>> begin Excerpt to read

More than two dozen people have been jailed on suspicion of involvement in the alleged plot, which Maduro claims was orchestrated by Borges with the support of Colombia and the U.S.

 

“There’s no doubt this was an assassination,” Borges said in a video from exile in neighboring Colombia. “The only thing left for this government is torture, violence and destruction.”

 

Chief prosecutor Tarek William Saab ordered an investigation into the circumstances surrounding Alban’s death, which he classified as a suicide.

 

In brief comments on state TV he said Alban was in the waiting room of the Caracas headquarters of Venezuela’s intelligence police waiting to be transferred to a courthouse when he asked to use the bathroom. He then threw himself from the 10th floor of the building,

 

Republican Sen. Bob Corker, the outgoing chairman of the Senate Foreign Relations Committee, who is in Venezuela for meetings with Maduro and his opponents, called Alban’s death while in the government’s custody “disturbing.”

 

“The government has a responsibility to ensure all understand how that could have happened,” he said in a message posted on Twitter.

 

Also expressing concern was Luis Almagro, the head of the Organization of American States and a sharp critic of Venezuela’s socialist government, who called Alban’s death “the direct responsibility of a torturing and homicidal regime.”

>> end Excerpt to read
>> begin Stored data

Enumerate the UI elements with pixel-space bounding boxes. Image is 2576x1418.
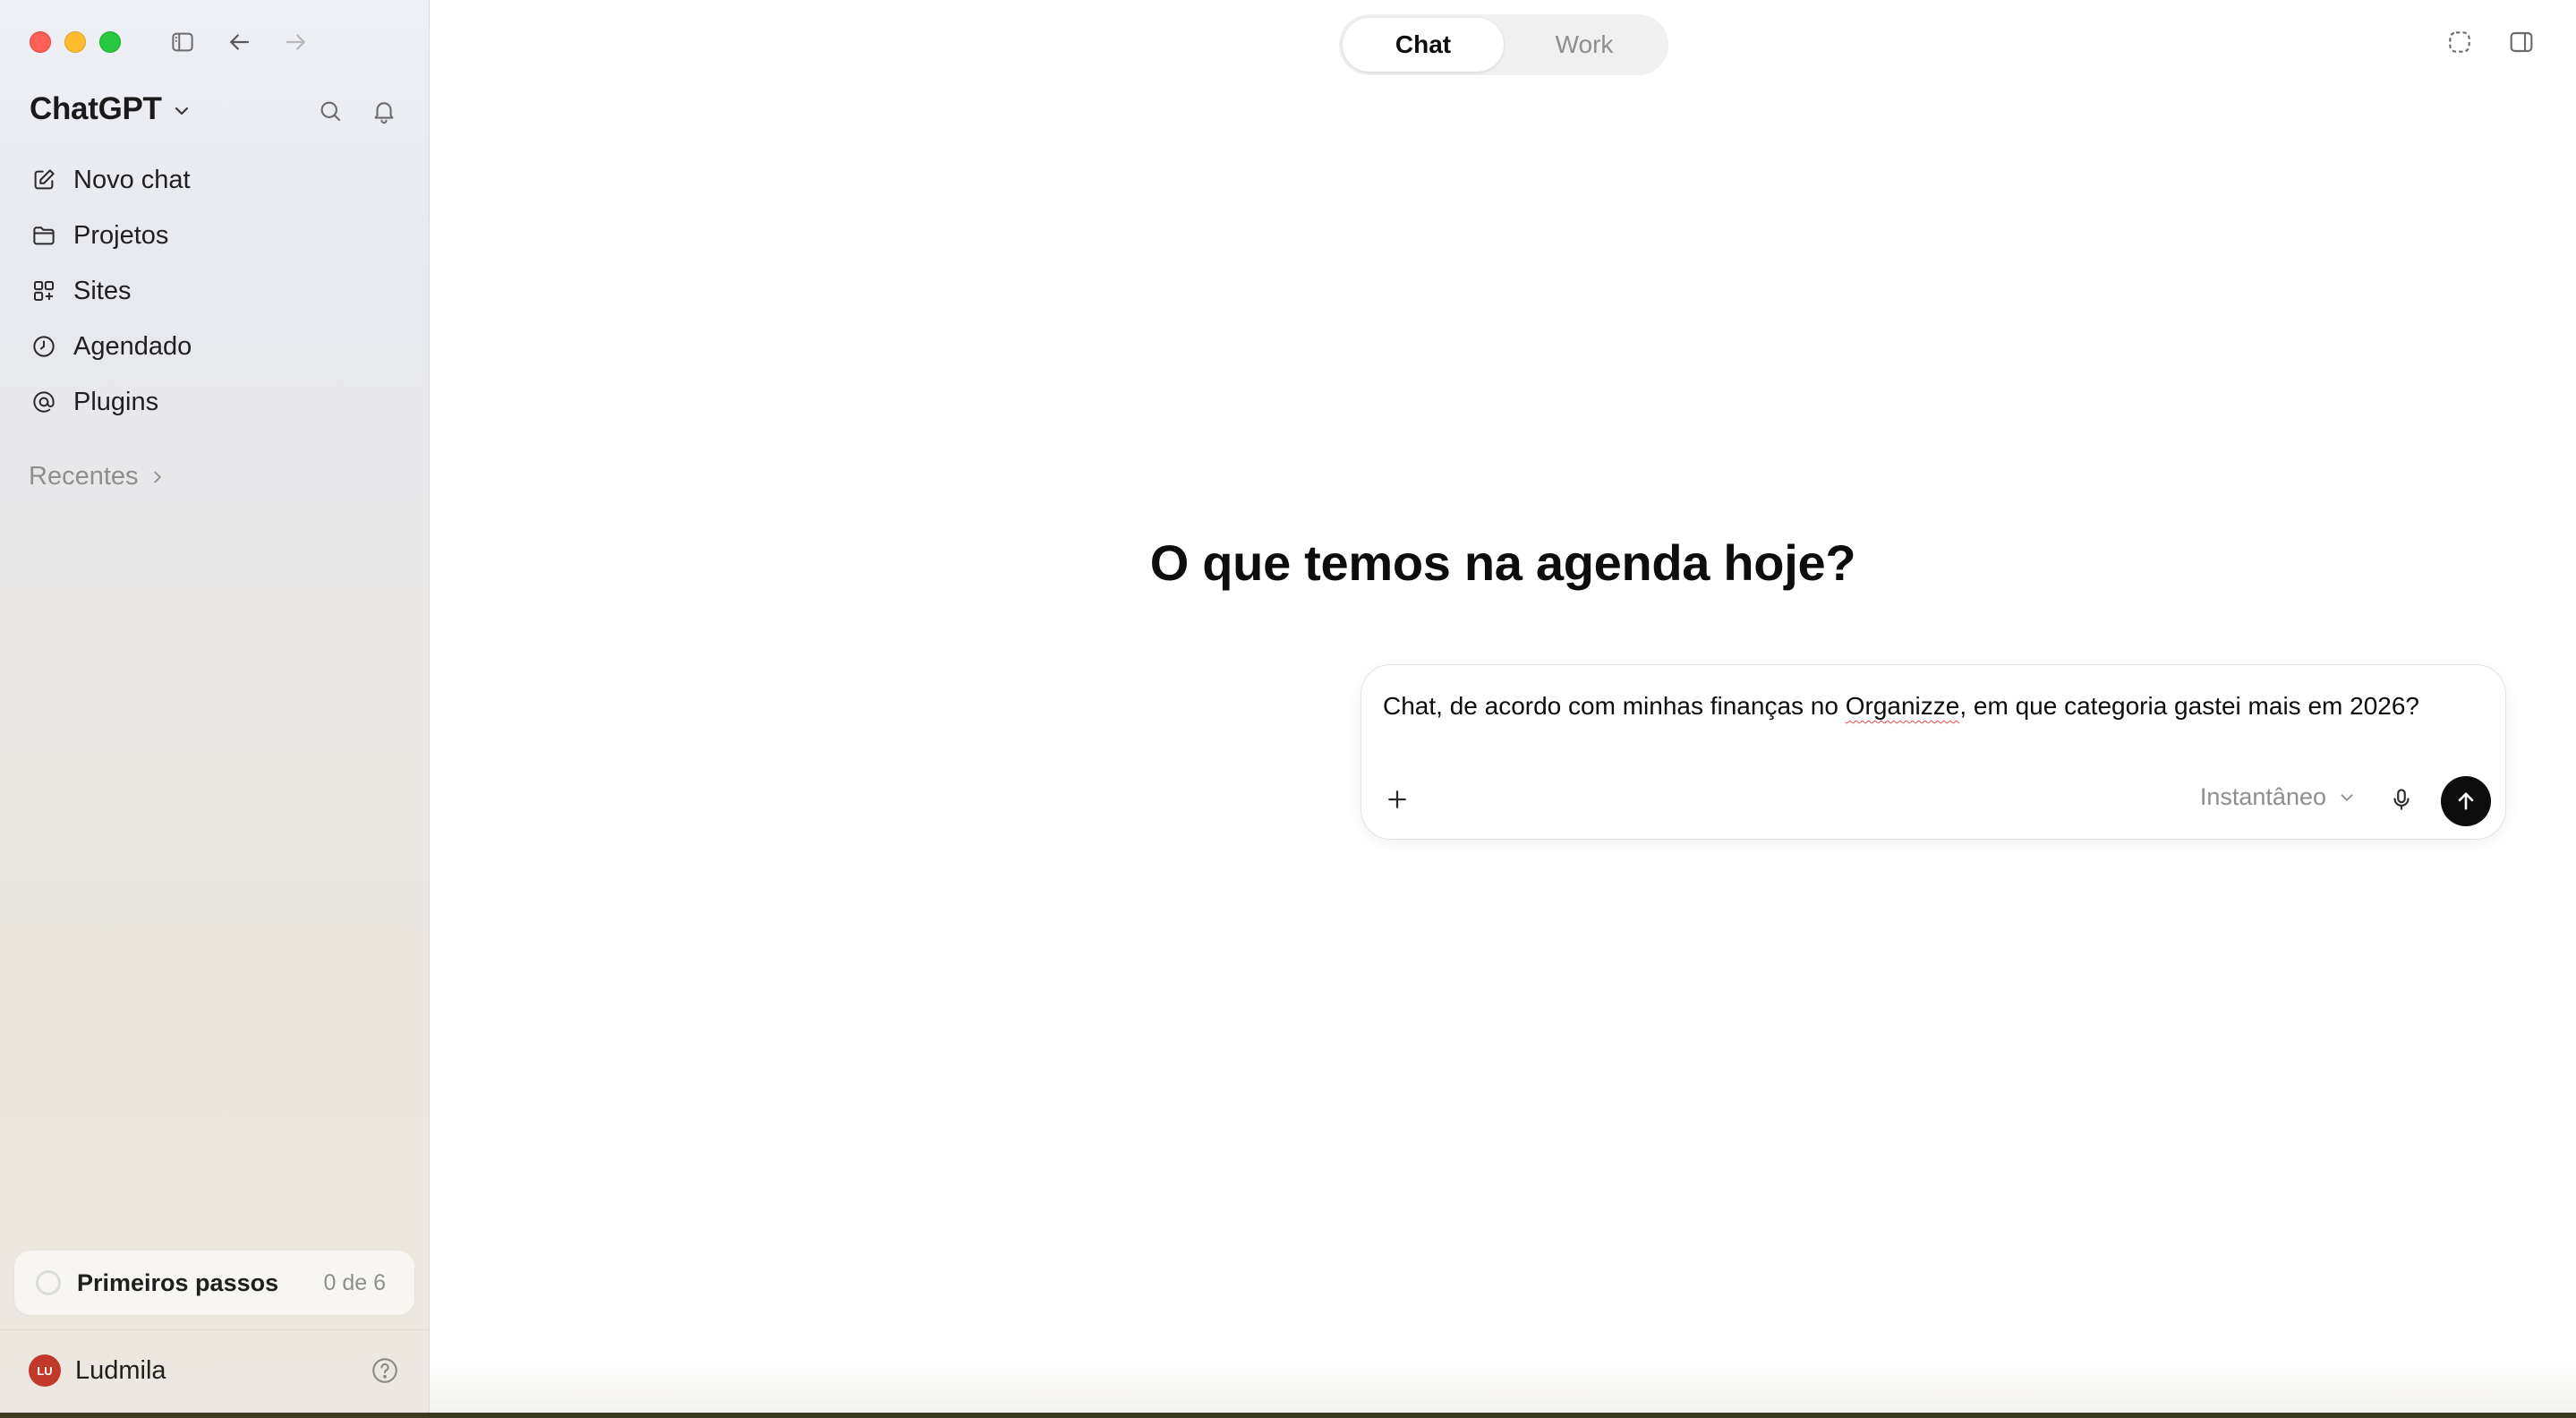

>> end Stored data

Written tasks
A) Name every person the news excerpt on Alban's death in Venezuela mentions.
B) Write the next few sentences of the news excerpt on Alban's death in Venezuela, starting after its final sentence.

Task results
A) Maduro, Borges, Tarek William Saab, Alban, Bob Corker, Luis Almagro

B)
 

“This criminal dictatorship should leave Venezuela now,” he tweeted.

 

As night fell on Caracas, and rumors swelled on social media that the government was planning to cremate the body to hide any signs of torture, family members gathered outside the morgue to demand Alban’s body be handed over.

 

Borges, who said Alban was a personal friend, said the councilman who represented a district in the Caracas area was a family man and devout Catholic who would never kill himself.

 

“Alban is a very Christian person, with deep spiritual convictions that go contrary to a decision to take one’s life,” said lawyer Joel Garcia, who has represented Alban.

 

He said he met with Alban the night before in the tribunal and his client had seemed calm. Garcia said authorities cannot determine that a death is a suicide without an investigation and he would ask to be present at the autopsy.